# Directions
Go through the listing beneath this task and return every line that carries the string "Supreme".

□ □ □ □ □ □ □

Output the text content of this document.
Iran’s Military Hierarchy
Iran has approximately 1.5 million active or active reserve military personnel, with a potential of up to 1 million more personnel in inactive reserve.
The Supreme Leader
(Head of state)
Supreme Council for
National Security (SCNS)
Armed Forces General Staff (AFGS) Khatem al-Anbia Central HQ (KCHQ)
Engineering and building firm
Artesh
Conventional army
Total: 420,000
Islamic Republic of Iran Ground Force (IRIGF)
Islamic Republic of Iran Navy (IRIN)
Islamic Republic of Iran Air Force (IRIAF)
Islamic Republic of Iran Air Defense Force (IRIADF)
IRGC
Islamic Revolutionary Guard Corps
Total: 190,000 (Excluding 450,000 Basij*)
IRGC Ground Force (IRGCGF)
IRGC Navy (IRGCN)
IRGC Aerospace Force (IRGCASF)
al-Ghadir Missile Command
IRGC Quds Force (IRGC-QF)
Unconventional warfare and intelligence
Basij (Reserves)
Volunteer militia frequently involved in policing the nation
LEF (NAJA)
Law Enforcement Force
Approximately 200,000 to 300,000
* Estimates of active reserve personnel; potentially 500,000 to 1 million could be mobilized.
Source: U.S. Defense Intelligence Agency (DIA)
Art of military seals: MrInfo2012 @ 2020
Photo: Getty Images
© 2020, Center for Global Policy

□ □ □ □ □ □ □

# Answer to this task
The Supreme Leader
Supreme Council for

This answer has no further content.